Exactly reproduce all the records, keeping pictures out of the copy.

+++ RECORDS TO PROCESS +++

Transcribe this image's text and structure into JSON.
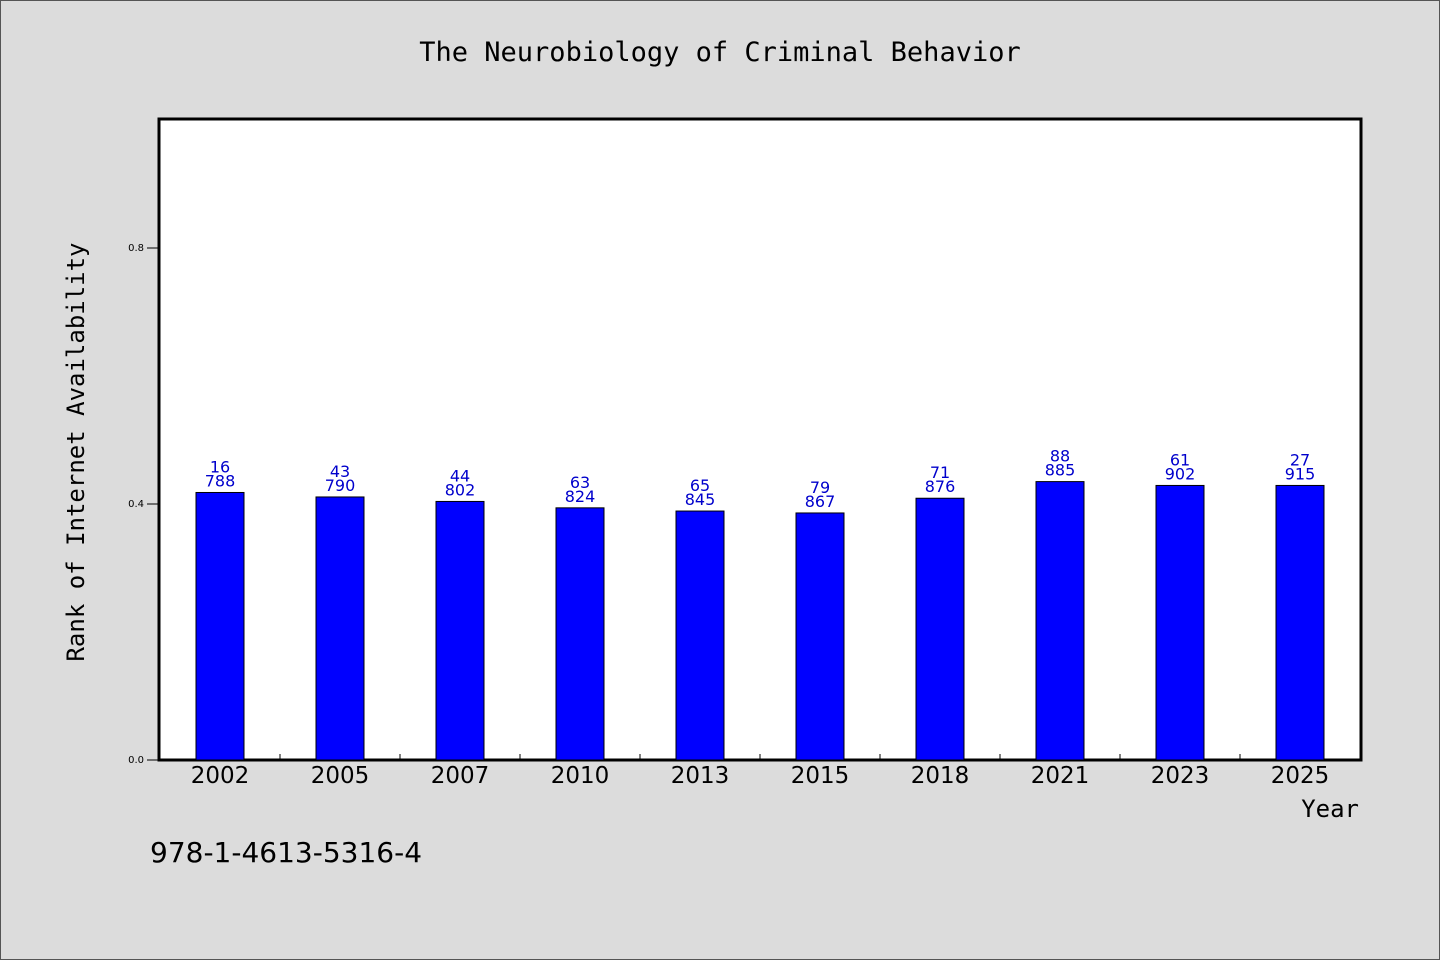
{
  "chart_data": {
    "type": "bar",
    "title": "The Neurobiology of Criminal Behavior",
    "xlabel": "Year",
    "ylabel": "Rank of Internet Availability",
    "categories": [
      "2002",
      "2005",
      "2007",
      "2010",
      "2013",
      "2015",
      "2018",
      "2021",
      "2023",
      "2025"
    ],
    "values": [
      0.418,
      0.411,
      0.404,
      0.394,
      0.389,
      0.386,
      0.409,
      0.435,
      0.429,
      0.429
    ],
    "data_labels": [
      [
        "16",
        "788"
      ],
      [
        "43",
        "790"
      ],
      [
        "44",
        "802"
      ],
      [
        "63",
        "824"
      ],
      [
        "65",
        "845"
      ],
      [
        "79",
        "867"
      ],
      [
        "71",
        "876"
      ],
      [
        "88",
        "885"
      ],
      [
        "61",
        "902"
      ],
      [
        "27",
        "915"
      ]
    ],
    "yticks": [
      "0.0",
      "0.4",
      "0.8"
    ],
    "ylim": [
      0,
      1.0
    ],
    "grid": false,
    "legend": "none",
    "bar_color": "#0000ff",
    "label_color": "#0000cc"
  },
  "footer": {
    "isbn": "978-1-4613-5316-4"
  }
}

+++

## THE RESPONSE:
Transcribe this image's text and structure into JSON.
{
  "chart_data": {
    "type": "bar",
    "title": "The Neurobiology of Criminal Behavior",
    "xlabel": "Year",
    "ylabel": "Rank of Internet Availability",
    "categories": [
      "2002",
      "2005",
      "2007",
      "2010",
      "2013",
      "2015",
      "2018",
      "2021",
      "2023",
      "2025"
    ],
    "values": [
      0.418,
      0.411,
      0.404,
      0.394,
      0.389,
      0.386,
      0.409,
      0.435,
      0.429,
      0.429
    ],
    "data_labels": [
      [
        "16",
        "788"
      ],
      [
        "43",
        "790"
      ],
      [
        "44",
        "802"
      ],
      [
        "63",
        "824"
      ],
      [
        "65",
        "845"
      ],
      [
        "79",
        "867"
      ],
      [
        "71",
        "876"
      ],
      [
        "88",
        "885"
      ],
      [
        "61",
        "902"
      ],
      [
        "27",
        "915"
      ]
    ],
    "yticks": [
      "0.0",
      "0.4",
      "0.8"
    ],
    "ylim": [
      0,
      1.0
    ],
    "grid": false,
    "legend": "none",
    "bar_color": "#0000ff",
    "label_color": "#0000cc"
  },
  "footer": {
    "isbn": "978-1-4613-5316-4"
  }
}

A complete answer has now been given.